From the listing below, extract each line containing the string "Chisinău".
Start of DATASET CONTENT
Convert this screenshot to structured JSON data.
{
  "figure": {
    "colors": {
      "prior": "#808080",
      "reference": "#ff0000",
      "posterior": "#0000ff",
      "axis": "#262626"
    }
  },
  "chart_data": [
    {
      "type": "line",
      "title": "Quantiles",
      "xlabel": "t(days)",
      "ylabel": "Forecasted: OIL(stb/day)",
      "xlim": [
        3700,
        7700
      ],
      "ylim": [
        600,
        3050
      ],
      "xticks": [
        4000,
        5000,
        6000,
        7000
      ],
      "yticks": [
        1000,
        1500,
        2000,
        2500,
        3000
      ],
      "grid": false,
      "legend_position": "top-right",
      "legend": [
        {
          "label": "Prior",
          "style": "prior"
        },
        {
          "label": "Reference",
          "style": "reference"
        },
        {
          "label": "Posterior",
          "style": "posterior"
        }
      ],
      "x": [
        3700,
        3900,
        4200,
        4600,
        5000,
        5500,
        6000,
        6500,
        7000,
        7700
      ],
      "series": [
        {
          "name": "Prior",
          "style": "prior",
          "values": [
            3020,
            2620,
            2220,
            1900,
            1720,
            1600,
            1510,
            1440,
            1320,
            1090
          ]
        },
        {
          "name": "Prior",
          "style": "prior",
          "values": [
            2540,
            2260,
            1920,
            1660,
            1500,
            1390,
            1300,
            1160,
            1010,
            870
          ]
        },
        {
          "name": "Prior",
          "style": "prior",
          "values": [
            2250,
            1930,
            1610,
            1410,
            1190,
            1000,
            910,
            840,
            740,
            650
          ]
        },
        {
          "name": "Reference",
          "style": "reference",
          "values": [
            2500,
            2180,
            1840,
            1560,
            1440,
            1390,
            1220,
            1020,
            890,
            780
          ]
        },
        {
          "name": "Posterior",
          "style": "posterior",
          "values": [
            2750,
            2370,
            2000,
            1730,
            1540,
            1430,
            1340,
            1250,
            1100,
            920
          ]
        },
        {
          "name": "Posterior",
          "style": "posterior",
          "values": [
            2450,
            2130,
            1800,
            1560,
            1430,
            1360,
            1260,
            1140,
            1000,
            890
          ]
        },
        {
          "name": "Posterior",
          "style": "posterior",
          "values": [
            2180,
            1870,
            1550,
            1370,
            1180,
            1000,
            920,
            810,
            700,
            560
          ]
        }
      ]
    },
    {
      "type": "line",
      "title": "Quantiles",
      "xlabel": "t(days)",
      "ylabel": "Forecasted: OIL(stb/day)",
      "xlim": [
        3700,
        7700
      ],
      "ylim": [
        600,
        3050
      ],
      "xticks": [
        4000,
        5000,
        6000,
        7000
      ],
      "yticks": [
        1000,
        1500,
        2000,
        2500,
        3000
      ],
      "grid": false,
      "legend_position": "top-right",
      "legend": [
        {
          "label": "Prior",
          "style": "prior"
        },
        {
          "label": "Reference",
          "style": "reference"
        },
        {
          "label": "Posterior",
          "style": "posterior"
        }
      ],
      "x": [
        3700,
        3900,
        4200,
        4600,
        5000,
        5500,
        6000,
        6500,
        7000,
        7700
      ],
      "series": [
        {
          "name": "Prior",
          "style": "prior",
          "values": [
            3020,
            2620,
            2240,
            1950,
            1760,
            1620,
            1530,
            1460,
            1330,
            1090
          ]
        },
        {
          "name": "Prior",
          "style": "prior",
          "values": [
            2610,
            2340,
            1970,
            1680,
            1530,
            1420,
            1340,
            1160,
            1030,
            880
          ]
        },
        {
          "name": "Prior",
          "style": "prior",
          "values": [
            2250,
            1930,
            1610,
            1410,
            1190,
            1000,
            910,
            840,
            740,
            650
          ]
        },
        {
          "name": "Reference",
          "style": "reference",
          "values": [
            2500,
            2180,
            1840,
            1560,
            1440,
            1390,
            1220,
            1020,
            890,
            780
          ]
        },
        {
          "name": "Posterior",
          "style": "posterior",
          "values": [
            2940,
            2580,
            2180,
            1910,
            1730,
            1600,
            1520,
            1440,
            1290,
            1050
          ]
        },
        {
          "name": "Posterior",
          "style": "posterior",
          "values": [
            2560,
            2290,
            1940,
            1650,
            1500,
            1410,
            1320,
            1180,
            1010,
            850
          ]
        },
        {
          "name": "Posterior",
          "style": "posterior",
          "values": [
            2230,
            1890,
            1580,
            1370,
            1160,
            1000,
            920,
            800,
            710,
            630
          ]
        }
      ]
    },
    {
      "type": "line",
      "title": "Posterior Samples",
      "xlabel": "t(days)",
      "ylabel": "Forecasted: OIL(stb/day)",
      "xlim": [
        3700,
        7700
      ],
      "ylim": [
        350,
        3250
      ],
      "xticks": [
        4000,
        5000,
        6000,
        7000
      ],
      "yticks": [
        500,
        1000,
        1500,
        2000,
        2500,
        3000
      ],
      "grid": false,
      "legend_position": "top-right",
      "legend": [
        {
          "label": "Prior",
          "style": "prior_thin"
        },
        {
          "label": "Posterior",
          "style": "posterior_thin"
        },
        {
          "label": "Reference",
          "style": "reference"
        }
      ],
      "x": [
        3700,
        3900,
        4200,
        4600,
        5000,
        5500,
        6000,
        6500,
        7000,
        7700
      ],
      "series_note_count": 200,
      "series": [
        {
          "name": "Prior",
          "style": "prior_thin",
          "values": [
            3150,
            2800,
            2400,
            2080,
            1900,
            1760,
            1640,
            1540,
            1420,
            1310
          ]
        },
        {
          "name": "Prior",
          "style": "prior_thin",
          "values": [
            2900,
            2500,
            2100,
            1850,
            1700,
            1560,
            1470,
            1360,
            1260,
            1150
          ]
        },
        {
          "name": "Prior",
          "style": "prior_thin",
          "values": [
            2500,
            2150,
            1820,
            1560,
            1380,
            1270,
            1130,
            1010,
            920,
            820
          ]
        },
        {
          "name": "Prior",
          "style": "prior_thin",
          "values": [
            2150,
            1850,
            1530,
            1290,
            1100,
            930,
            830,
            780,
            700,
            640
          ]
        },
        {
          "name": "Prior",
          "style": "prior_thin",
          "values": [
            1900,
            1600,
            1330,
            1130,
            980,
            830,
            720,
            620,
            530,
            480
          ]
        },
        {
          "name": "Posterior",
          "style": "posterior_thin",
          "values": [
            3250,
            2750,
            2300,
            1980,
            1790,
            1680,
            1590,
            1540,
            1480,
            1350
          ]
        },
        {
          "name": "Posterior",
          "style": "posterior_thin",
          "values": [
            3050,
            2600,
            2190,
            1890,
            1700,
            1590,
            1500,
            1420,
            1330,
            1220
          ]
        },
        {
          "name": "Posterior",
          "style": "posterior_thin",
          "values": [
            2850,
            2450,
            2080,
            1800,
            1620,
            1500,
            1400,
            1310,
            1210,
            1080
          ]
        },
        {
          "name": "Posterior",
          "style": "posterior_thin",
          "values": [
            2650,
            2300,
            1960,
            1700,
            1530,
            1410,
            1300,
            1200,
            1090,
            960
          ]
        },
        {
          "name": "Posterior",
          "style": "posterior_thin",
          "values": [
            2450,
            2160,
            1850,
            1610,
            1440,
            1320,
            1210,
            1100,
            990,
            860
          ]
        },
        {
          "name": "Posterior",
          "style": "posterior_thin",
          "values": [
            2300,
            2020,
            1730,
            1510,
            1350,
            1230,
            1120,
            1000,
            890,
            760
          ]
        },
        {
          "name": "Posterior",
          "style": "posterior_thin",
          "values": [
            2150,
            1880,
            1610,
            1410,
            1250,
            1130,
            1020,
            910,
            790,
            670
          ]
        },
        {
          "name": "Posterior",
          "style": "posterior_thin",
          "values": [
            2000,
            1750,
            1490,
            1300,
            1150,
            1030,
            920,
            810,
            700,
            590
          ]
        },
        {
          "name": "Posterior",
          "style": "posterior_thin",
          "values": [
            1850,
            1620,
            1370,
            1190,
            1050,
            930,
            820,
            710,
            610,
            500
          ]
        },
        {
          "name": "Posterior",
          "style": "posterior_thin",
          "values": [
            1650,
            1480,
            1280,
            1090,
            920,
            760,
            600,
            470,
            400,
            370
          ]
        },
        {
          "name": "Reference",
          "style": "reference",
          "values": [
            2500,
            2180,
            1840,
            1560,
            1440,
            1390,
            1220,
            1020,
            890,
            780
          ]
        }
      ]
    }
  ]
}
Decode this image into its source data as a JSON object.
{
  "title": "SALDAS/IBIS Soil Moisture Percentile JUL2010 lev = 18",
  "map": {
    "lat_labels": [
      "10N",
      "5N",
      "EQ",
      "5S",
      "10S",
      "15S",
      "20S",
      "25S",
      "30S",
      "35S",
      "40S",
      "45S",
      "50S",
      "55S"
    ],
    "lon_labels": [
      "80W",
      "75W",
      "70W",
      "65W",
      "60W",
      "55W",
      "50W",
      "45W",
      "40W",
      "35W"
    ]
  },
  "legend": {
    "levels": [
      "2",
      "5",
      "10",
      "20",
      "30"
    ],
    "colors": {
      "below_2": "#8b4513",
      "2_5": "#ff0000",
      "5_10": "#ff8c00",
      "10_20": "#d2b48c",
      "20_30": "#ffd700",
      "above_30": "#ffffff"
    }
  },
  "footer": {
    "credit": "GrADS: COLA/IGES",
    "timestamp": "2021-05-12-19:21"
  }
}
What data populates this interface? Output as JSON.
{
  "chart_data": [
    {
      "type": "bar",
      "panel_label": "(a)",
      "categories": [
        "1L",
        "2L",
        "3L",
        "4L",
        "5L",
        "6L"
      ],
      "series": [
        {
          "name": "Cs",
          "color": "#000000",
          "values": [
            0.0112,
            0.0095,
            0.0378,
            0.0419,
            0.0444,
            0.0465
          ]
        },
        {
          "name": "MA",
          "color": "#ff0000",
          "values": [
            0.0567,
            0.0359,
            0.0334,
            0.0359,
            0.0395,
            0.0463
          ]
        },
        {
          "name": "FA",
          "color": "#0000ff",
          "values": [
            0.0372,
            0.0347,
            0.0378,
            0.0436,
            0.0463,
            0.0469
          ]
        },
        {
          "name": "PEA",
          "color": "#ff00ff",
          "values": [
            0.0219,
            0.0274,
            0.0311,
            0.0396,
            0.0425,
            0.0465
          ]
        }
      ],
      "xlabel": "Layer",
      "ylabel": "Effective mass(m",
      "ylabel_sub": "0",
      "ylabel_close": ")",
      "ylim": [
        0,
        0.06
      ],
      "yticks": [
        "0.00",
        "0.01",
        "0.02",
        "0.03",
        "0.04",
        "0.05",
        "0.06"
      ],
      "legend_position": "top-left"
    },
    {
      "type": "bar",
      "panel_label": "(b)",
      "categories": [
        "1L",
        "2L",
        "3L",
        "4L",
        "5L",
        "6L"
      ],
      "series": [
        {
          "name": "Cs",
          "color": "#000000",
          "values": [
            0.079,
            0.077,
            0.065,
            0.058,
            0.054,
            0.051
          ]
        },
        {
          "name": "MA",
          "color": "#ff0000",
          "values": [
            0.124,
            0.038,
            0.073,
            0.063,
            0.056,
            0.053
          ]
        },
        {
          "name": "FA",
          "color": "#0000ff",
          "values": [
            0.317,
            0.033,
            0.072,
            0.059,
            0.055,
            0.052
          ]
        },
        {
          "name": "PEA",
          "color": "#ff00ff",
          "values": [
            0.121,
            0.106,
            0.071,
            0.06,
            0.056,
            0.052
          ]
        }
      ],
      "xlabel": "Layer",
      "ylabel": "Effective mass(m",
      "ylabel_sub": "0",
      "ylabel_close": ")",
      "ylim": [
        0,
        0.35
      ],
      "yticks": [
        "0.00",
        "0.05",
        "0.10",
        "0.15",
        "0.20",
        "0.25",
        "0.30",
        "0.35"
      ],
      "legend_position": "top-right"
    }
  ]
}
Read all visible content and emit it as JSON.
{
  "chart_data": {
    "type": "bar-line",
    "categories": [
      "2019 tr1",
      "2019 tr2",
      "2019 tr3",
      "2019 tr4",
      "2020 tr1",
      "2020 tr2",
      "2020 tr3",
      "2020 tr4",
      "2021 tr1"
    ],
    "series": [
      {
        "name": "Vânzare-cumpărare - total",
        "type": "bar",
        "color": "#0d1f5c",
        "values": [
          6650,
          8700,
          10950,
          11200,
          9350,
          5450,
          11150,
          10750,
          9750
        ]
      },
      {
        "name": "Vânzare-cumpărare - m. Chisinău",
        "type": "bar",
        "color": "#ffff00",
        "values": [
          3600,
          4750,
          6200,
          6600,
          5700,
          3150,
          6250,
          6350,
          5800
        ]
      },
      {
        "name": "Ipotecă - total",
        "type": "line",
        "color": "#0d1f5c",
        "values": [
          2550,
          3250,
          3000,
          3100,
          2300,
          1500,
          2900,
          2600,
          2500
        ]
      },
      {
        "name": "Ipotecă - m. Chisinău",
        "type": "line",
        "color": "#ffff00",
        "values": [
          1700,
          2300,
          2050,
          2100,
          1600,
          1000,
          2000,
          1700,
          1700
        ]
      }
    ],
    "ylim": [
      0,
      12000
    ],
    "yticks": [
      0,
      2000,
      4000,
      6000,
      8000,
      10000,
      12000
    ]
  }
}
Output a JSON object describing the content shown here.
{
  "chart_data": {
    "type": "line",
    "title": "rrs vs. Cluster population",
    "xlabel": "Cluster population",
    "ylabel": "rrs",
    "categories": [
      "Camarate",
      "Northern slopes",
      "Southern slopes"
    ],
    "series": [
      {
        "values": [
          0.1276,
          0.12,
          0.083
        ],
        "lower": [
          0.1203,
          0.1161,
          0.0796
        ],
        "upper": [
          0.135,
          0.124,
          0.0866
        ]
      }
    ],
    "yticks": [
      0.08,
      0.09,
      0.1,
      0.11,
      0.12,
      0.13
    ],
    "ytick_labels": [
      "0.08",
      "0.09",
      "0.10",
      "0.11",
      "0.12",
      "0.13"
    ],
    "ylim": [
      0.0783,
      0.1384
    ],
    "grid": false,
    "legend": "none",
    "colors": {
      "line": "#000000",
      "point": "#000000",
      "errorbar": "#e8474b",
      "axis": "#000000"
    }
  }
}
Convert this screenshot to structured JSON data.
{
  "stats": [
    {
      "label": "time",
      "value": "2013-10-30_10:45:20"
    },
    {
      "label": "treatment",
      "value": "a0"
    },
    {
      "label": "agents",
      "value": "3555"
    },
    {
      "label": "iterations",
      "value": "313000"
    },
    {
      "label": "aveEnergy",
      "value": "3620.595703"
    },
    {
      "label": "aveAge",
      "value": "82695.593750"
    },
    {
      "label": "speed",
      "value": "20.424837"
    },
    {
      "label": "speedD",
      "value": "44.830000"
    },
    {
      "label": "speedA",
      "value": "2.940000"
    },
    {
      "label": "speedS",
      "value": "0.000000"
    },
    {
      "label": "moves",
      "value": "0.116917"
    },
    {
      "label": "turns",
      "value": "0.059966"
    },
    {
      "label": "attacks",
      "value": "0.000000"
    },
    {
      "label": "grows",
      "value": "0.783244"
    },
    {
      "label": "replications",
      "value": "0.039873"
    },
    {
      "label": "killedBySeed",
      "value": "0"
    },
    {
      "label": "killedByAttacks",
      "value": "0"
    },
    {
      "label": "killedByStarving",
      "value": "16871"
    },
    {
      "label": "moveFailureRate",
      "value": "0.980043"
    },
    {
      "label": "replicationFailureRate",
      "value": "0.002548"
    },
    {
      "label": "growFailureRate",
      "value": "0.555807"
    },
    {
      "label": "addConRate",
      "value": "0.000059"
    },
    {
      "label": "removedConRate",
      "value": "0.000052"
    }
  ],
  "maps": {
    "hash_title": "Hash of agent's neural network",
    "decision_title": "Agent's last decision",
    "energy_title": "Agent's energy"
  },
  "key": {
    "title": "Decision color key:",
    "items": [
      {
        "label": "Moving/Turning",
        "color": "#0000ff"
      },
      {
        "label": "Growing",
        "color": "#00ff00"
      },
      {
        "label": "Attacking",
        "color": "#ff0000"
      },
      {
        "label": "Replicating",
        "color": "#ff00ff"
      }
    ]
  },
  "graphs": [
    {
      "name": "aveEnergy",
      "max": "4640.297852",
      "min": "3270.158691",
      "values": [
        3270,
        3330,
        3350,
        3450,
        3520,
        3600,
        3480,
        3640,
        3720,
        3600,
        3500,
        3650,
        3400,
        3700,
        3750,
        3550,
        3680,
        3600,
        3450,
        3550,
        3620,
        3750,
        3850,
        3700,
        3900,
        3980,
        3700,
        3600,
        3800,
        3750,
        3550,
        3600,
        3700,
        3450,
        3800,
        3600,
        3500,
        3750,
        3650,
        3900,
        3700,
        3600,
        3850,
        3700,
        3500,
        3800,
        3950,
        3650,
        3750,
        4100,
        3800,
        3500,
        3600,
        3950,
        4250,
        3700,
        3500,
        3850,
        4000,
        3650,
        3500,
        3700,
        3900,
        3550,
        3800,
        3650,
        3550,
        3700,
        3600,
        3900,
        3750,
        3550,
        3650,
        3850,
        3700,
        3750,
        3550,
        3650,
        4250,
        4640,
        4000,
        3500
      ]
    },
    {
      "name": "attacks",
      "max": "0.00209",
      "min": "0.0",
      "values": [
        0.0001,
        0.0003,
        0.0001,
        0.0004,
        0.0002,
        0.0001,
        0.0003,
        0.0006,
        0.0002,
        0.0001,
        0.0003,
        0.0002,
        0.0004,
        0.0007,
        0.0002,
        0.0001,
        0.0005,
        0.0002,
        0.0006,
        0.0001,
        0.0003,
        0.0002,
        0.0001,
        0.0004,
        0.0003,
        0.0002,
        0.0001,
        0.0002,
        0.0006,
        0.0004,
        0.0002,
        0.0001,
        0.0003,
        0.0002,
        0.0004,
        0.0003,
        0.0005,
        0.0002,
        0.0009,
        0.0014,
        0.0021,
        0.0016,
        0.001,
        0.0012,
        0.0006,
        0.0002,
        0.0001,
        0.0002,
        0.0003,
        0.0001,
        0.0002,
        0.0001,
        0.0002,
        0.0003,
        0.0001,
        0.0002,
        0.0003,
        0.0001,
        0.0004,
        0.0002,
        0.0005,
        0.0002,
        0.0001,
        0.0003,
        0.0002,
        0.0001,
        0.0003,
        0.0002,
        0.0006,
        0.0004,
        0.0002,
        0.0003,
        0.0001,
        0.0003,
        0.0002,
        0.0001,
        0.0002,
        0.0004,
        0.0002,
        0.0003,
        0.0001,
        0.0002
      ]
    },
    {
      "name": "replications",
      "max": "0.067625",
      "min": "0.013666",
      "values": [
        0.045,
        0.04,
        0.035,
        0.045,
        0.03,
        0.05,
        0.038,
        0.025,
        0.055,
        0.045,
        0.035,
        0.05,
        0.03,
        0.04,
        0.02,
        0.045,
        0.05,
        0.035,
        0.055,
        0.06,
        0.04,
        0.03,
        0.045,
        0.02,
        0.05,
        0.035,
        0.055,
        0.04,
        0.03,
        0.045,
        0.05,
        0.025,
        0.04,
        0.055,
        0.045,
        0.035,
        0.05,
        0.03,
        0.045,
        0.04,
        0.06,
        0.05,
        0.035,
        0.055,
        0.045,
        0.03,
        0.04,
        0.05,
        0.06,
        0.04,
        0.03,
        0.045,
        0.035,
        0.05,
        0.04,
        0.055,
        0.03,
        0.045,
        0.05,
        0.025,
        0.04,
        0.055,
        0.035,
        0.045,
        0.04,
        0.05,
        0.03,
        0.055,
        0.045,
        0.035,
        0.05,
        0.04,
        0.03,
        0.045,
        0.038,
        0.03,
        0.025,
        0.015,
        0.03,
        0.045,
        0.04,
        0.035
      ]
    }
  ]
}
End of DATASET CONTENT
### WORKED SOLUTION
        "name": "Vânzare-cumpărare - m. Chisinău",
        "name": "Ipotecă - m. Chisinău",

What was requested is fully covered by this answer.